What needs to be done
In the records below, count every line containing "results". Reply with the number only.

Source data
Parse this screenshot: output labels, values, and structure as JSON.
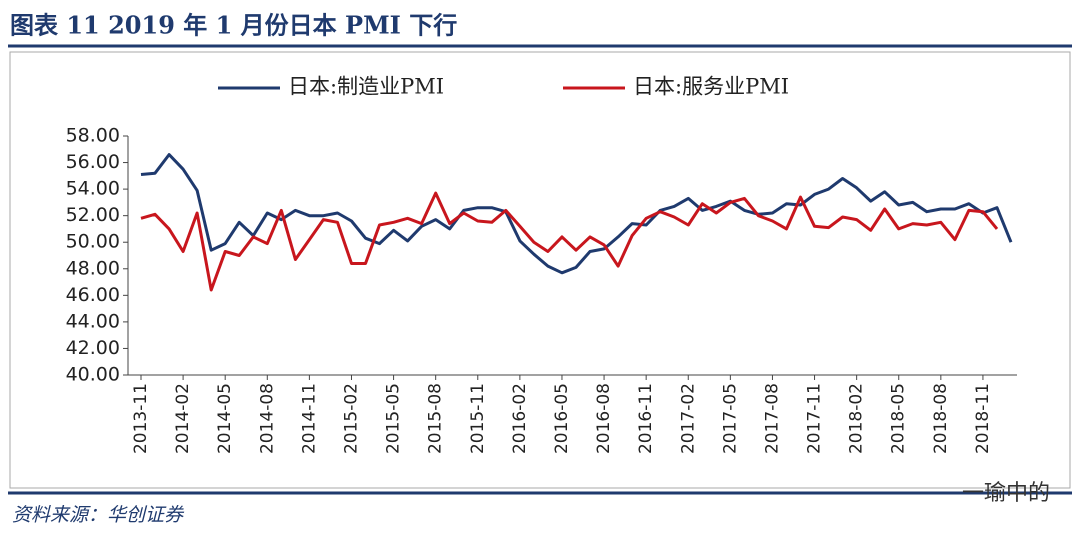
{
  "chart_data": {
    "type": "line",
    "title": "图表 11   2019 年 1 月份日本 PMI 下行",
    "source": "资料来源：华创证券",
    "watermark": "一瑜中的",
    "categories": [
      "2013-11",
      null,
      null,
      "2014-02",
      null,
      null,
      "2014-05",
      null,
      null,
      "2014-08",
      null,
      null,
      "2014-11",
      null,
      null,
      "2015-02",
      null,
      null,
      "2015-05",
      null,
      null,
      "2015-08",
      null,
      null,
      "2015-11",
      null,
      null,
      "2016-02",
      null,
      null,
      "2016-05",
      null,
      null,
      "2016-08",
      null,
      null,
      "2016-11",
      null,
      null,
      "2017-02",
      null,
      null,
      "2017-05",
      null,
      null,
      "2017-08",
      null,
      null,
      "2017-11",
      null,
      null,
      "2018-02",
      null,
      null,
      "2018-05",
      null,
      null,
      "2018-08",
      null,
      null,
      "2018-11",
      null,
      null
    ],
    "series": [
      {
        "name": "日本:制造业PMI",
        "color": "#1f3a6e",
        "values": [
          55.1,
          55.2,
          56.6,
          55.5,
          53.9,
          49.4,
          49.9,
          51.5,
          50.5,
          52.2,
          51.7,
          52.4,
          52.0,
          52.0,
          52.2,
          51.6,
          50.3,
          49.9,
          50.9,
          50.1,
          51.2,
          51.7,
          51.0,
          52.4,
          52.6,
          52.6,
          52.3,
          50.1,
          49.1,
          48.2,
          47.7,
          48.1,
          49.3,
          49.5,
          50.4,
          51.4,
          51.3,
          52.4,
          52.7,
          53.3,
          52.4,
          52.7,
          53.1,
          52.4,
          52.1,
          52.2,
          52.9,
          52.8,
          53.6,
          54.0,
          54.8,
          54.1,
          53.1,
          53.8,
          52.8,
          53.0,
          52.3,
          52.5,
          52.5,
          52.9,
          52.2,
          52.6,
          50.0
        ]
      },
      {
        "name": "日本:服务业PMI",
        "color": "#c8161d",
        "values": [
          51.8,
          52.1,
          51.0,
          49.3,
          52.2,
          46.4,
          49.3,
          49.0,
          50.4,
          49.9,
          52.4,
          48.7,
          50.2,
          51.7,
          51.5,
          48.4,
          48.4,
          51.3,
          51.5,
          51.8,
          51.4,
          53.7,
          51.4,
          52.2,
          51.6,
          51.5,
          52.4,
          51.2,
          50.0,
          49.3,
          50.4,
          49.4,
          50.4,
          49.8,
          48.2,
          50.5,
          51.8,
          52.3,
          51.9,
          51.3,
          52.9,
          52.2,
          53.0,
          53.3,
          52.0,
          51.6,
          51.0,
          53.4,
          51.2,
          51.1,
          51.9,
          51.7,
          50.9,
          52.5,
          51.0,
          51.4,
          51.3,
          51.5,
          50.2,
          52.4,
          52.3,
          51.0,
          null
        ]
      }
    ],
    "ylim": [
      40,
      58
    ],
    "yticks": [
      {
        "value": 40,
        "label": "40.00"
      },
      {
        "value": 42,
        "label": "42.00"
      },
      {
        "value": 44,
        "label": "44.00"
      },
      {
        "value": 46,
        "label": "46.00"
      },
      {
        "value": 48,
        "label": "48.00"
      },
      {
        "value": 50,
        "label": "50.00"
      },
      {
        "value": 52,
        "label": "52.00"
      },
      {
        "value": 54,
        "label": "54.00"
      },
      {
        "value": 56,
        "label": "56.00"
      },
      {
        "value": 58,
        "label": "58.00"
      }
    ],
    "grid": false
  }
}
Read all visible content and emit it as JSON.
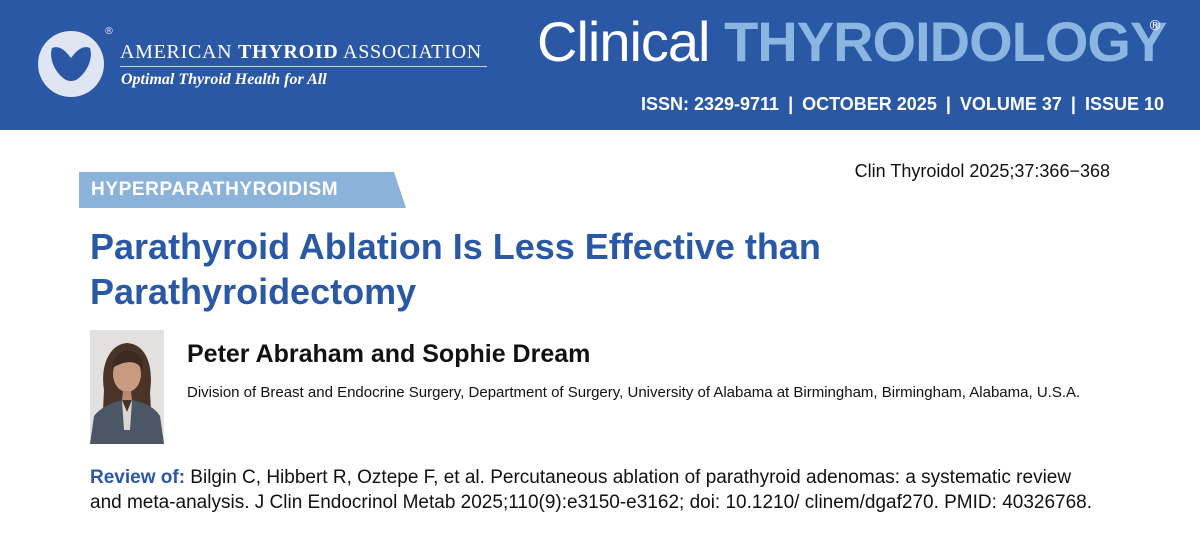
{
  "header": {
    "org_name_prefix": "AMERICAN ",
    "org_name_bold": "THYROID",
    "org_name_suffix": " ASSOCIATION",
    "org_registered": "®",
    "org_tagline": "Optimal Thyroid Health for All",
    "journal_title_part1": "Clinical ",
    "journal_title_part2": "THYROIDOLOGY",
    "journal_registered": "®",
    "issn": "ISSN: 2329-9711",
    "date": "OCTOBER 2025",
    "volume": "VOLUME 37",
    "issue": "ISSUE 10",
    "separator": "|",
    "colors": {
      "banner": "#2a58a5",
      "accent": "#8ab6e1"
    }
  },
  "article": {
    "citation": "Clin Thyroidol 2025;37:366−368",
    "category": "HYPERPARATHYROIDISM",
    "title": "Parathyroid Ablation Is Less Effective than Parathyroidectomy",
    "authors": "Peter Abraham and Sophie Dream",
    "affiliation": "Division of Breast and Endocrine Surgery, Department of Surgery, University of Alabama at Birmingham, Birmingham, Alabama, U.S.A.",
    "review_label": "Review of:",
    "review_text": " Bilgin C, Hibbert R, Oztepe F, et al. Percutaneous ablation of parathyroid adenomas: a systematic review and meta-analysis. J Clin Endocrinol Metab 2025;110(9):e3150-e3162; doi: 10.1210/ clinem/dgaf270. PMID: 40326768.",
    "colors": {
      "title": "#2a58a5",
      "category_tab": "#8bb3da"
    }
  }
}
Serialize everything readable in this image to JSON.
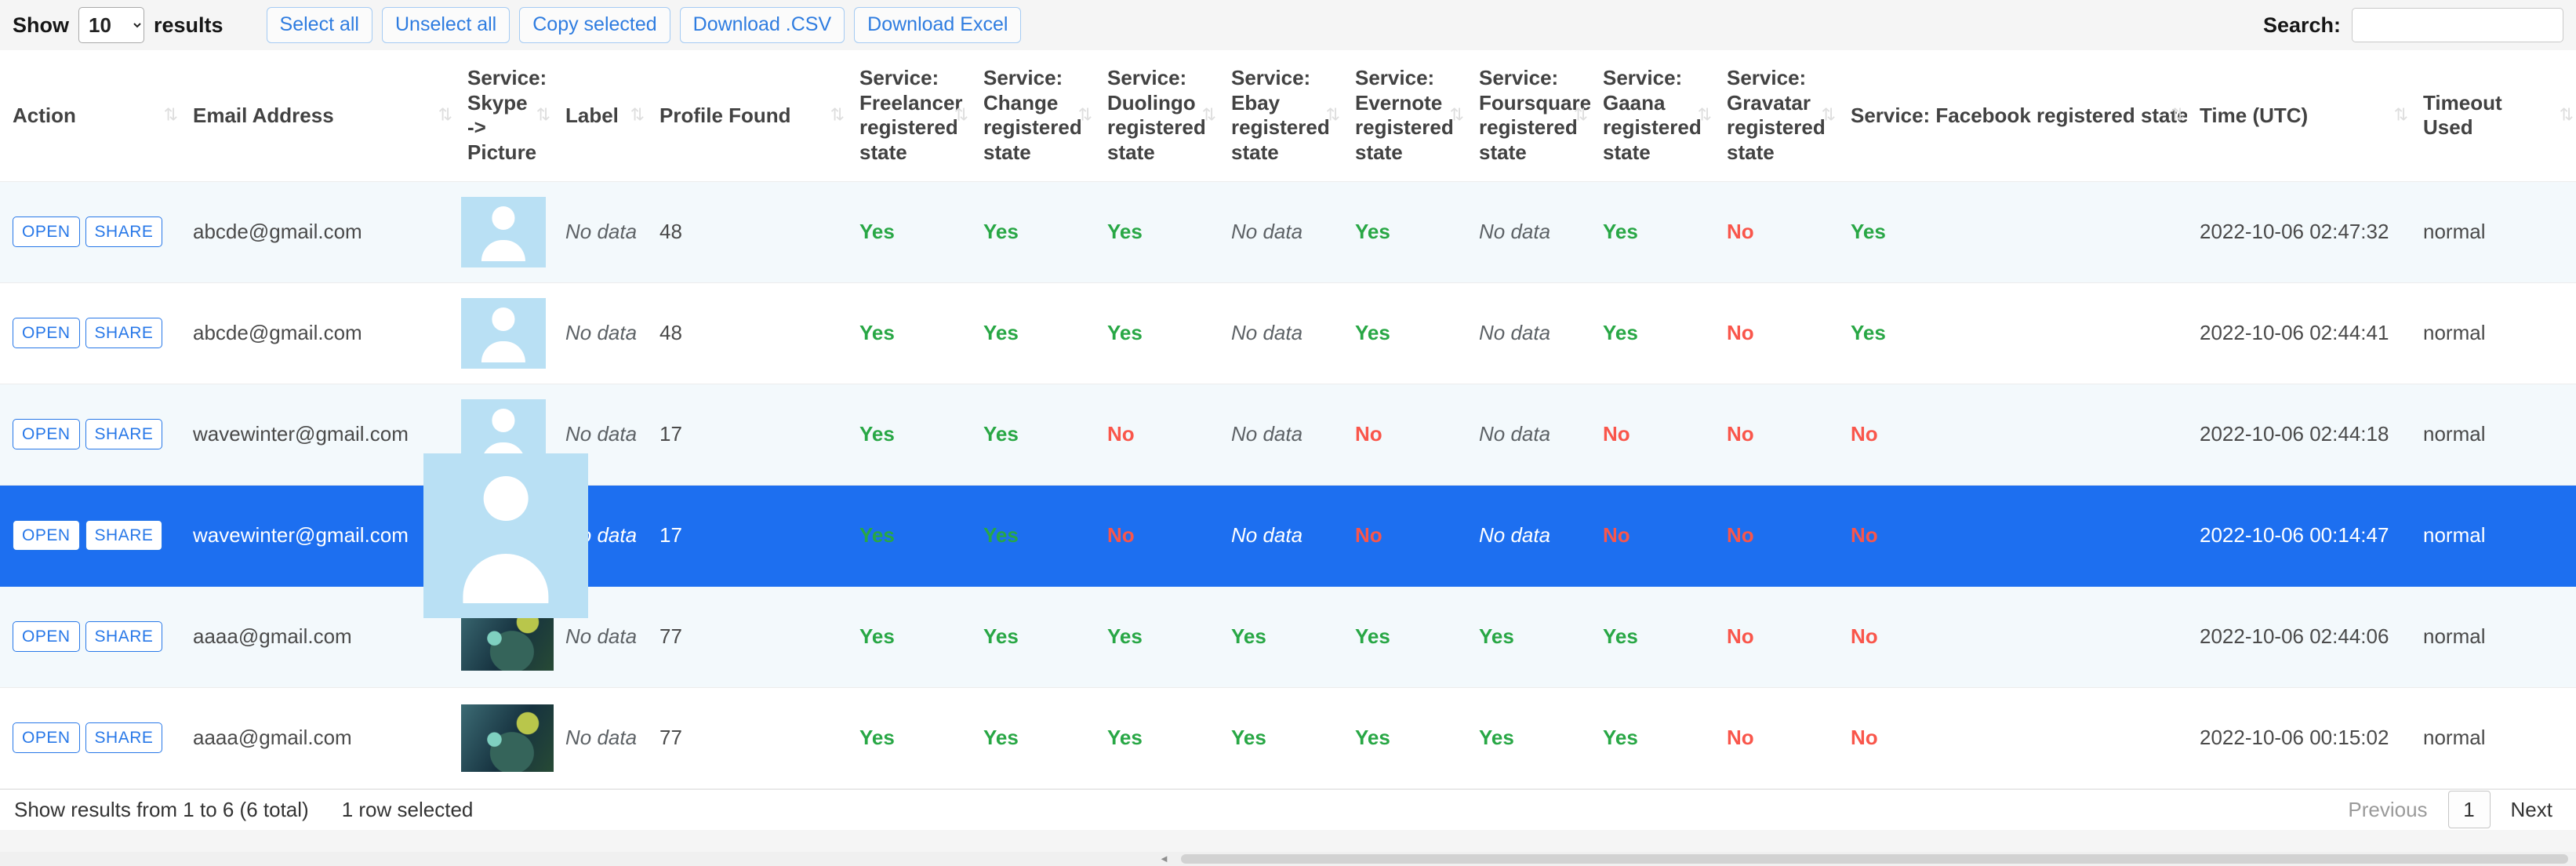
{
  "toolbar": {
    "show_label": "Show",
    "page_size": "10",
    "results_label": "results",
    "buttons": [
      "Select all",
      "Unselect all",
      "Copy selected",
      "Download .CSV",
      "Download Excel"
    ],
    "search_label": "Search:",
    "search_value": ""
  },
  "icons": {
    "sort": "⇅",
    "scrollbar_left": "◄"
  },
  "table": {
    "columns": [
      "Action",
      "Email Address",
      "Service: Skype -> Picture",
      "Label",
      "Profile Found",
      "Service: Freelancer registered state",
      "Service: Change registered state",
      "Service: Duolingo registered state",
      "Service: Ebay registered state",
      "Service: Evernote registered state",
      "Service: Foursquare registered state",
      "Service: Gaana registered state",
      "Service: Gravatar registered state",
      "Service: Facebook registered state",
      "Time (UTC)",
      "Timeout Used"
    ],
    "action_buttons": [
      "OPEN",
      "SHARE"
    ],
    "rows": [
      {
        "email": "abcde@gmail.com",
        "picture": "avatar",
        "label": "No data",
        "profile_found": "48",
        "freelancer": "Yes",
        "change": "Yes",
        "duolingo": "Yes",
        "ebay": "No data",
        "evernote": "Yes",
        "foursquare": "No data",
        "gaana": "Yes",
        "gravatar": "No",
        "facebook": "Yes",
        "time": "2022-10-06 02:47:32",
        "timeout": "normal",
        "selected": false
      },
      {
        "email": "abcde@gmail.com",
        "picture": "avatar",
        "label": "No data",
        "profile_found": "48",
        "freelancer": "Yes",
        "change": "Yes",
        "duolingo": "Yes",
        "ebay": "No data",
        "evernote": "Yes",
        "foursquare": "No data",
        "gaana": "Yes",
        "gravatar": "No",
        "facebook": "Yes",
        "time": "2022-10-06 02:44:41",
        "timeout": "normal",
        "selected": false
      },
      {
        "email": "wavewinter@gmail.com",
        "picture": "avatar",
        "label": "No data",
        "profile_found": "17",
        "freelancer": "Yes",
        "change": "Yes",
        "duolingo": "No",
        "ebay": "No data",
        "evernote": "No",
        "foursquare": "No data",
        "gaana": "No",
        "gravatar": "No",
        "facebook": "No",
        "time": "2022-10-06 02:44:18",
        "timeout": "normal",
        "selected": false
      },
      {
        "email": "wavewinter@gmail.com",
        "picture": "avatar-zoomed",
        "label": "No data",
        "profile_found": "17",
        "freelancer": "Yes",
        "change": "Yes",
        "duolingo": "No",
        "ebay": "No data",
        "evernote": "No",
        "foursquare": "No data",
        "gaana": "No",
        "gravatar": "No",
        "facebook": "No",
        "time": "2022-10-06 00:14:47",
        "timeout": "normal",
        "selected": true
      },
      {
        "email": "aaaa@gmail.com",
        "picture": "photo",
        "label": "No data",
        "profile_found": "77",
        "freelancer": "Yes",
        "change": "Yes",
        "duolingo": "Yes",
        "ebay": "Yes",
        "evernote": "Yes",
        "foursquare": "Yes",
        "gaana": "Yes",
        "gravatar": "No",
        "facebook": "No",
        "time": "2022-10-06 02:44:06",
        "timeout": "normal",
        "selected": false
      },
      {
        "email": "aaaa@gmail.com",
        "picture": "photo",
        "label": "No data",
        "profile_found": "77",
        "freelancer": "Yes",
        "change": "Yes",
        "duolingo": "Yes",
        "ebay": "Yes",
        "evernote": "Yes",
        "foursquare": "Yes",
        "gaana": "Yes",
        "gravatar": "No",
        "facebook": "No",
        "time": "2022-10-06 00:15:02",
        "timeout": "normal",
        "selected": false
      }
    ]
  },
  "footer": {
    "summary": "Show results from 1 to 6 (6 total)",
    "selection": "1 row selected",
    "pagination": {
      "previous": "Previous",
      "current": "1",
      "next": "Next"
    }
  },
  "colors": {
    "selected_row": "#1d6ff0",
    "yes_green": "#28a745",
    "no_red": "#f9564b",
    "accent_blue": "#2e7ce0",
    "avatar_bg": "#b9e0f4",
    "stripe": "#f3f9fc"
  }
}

Answer to the task
2